<<<<
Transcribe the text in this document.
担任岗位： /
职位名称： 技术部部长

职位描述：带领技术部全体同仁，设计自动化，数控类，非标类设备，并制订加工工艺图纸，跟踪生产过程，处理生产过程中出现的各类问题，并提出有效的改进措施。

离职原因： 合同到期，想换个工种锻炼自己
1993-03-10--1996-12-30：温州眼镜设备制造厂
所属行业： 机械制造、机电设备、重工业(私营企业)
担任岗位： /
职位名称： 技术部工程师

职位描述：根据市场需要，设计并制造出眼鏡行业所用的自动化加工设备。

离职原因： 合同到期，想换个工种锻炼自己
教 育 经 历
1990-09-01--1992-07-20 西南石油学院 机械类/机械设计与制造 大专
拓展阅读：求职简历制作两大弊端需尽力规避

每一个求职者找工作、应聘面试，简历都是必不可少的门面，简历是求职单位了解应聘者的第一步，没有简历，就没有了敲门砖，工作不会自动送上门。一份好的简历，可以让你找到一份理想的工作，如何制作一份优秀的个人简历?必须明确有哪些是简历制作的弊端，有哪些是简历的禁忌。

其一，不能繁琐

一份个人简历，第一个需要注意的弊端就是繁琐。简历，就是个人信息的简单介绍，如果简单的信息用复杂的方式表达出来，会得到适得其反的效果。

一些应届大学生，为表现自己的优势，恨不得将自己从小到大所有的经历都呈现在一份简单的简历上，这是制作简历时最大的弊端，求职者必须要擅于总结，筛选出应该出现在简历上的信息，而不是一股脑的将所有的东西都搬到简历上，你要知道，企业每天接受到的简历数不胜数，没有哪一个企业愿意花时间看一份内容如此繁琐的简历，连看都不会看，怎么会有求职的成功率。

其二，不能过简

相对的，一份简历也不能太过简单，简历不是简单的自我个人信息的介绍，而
>>>>
<<<<
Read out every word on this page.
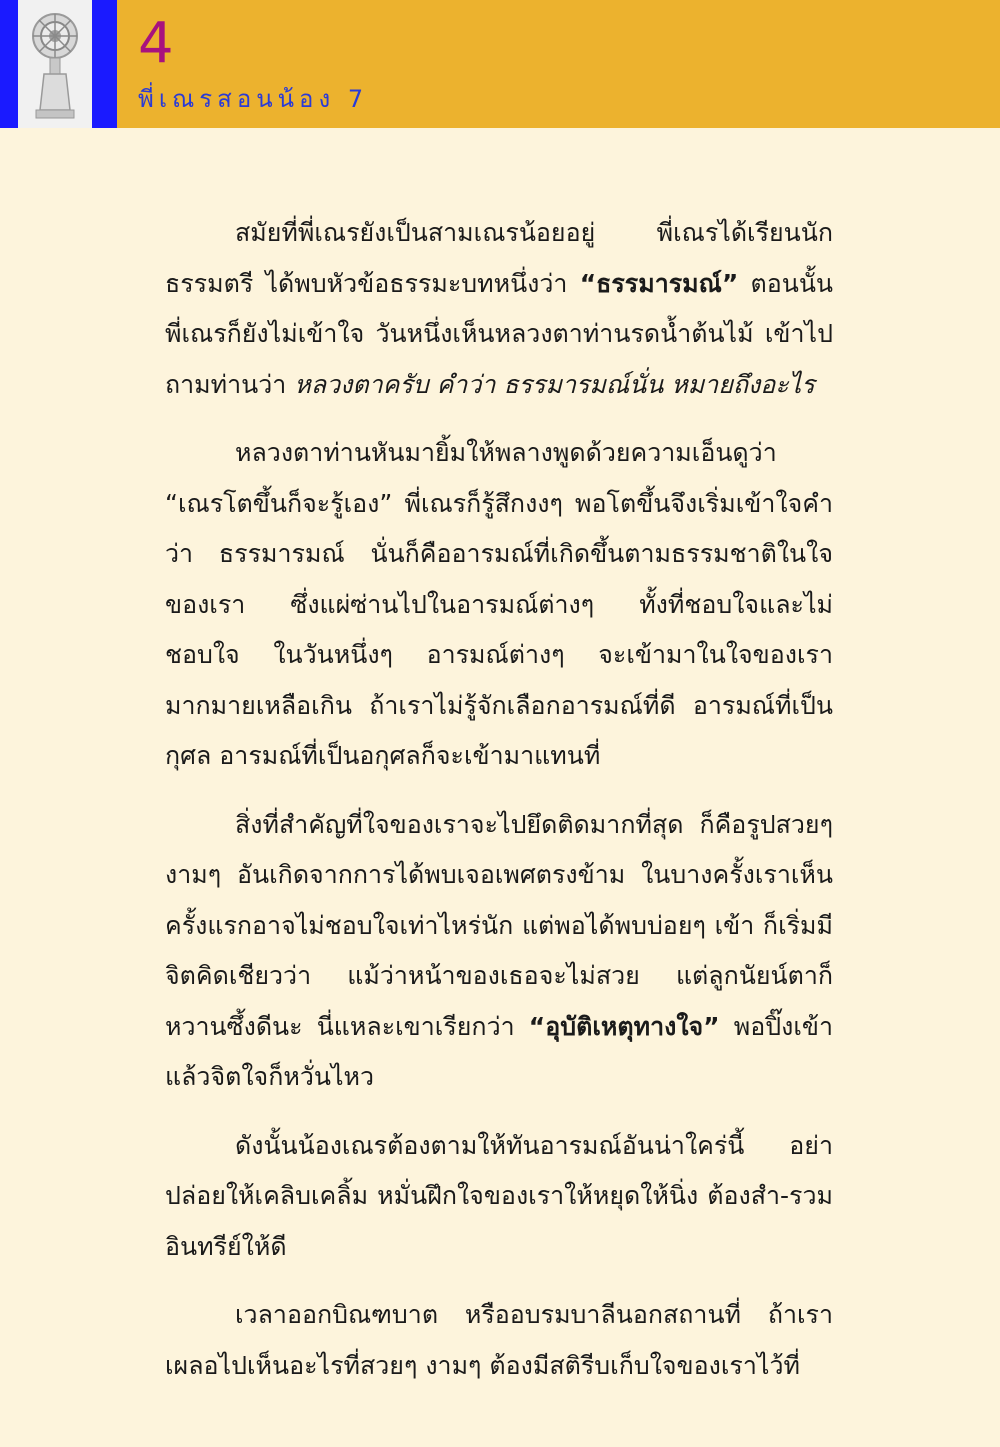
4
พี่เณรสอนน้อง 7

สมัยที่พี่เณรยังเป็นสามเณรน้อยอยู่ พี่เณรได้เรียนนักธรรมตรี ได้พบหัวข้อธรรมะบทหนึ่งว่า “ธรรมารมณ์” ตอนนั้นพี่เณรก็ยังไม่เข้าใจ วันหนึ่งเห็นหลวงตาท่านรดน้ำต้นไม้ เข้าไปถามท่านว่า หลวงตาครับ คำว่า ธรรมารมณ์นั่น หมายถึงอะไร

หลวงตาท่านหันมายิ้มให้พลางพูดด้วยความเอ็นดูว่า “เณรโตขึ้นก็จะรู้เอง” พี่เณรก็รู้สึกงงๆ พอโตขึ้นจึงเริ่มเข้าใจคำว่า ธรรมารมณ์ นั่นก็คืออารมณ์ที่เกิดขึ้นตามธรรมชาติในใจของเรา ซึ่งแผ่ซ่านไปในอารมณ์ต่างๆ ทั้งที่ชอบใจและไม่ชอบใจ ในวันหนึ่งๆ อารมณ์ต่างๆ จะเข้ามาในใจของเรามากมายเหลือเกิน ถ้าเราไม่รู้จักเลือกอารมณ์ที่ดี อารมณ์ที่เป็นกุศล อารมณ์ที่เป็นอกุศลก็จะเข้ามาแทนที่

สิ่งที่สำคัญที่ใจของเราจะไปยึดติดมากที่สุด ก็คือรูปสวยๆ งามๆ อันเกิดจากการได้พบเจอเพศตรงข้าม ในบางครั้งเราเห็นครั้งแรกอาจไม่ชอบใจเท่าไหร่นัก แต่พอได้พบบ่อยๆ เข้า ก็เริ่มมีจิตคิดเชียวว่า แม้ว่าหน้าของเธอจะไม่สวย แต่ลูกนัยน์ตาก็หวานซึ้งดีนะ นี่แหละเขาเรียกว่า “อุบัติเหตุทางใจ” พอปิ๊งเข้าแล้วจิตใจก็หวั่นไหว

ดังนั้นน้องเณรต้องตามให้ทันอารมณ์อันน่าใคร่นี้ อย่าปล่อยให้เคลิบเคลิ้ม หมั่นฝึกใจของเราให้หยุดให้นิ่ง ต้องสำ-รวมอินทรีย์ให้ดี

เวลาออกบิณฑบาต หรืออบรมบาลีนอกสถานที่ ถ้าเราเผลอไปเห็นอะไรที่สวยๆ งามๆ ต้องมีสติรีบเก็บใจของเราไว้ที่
>>>>
▸ PROMPT: Identify and extract each line of the listing that contains "เณรก".

▸ WRITTEN SOLUTION:
สมัยที่พี่เณรยังเป็นสามเณรน้อยอยู่ พี่เณรได้เรียนนักธรรมตรี ได้พบหัวข้อธรรมะบทหนึ่งว่า “ธรรมารมณ์” ตอนนั้นพี่เณรก็ยังไม่เข้าใจ วันหนึ่งเห็นหลวงตาท่านรดน้ำต้นไม้ เข้าไปถามท่านว่า หลวงตาครับ คำว่า ธรรมารมณ์นั่น หมายถึงอะไร
หลวงตาท่านหันมายิ้มให้พลางพูดด้วยความเอ็นดูว่า “เณรโตขึ้นก็จะรู้เอง” พี่เณรก็รู้สึกงงๆ พอโตขึ้นจึงเริ่มเข้าใจคำว่า ธรรมารมณ์ นั่นก็คืออารมณ์ที่เกิดขึ้นตามธรรมชาติในใจของเรา ซึ่งแผ่ซ่านไปในอารมณ์ต่างๆ ทั้งที่ชอบใจและไม่ชอบใจ ในวันหนึ่งๆ อารมณ์ต่างๆ จะเข้ามาในใจของเรามากมายเหลือเกิน ถ้าเราไม่รู้จักเลือกอารมณ์ที่ดี อารมณ์ที่เป็นกุศล อารมณ์ที่เป็นอกุศลก็จะเข้ามาแทนที่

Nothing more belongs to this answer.